Goal ▸ In the material below, find every line with "value" and pull it out.

Records excerpted from a collection:
▬▬▬▬▬▬▬▬▬▬

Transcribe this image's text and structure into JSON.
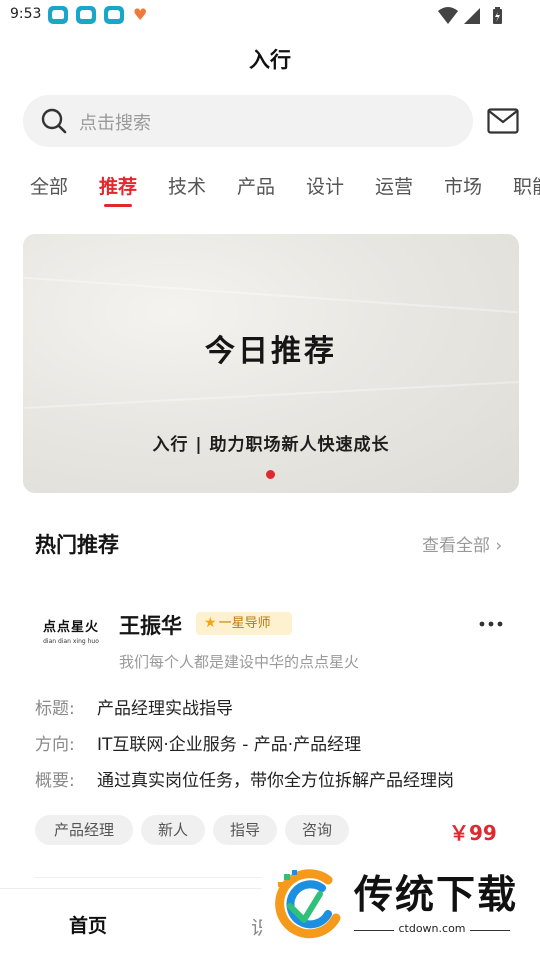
{
  "status_bar": {
    "time": "9:53",
    "notification_icons": [
      "app-notification-icon",
      "app-notification-icon",
      "app-notification-icon",
      "heart-notification-icon"
    ],
    "system_icons": [
      "wifi-icon",
      "signal-icon",
      "battery-icon"
    ]
  },
  "header": {
    "title": "入行"
  },
  "search": {
    "placeholder": "点击搜索"
  },
  "tabs": [
    {
      "label": "全部"
    },
    {
      "label": "推荐",
      "active": true
    },
    {
      "label": "技术"
    },
    {
      "label": "产品"
    },
    {
      "label": "设计"
    },
    {
      "label": "运营"
    },
    {
      "label": "市场"
    },
    {
      "label": "职能"
    }
  ],
  "banner": {
    "title": "今日推荐",
    "subtitle": "入行 | 助力职场新人快速成长",
    "slide_count": 1,
    "active_slide": 1
  },
  "section": {
    "title": "热门推荐",
    "view_all": "查看全部 ›"
  },
  "mentor": {
    "logo_text": "点点星火",
    "logo_subtext": "dian dian xing huo",
    "name": "王振华",
    "badge": "一星导师",
    "bio": "我们每个人都是建设中华的点点星火",
    "rows": [
      {
        "label": "标题:",
        "value": "产品经理实战指导"
      },
      {
        "label": "方向:",
        "value": "IT互联网·企业服务 - 产品·产品经理"
      },
      {
        "label": "概要:",
        "value": "通过真实岗位任务，带你全方位拆解产品经理岗"
      }
    ],
    "tags": [
      "产品经理",
      "新人",
      "指导",
      "咨询"
    ],
    "price": "￥99"
  },
  "bottom_nav": {
    "home": "首页",
    "second_partial": "识"
  },
  "watermark": {
    "text": "传统下载",
    "url": "ctdown.com"
  },
  "colors": {
    "accent": "#e0282e",
    "badge_bg": "#fdf1cf",
    "badge_text": "#b97b07"
  }
}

▬▬▬▬▬▬▬▬▬▬

Reply ▸
        "value": "产品经理实战指导"
        "value": "IT互联网·企业服务 - 产品·产品经理"
        "value": "通过真实岗位任务，带你全方位拆解产品经理岗"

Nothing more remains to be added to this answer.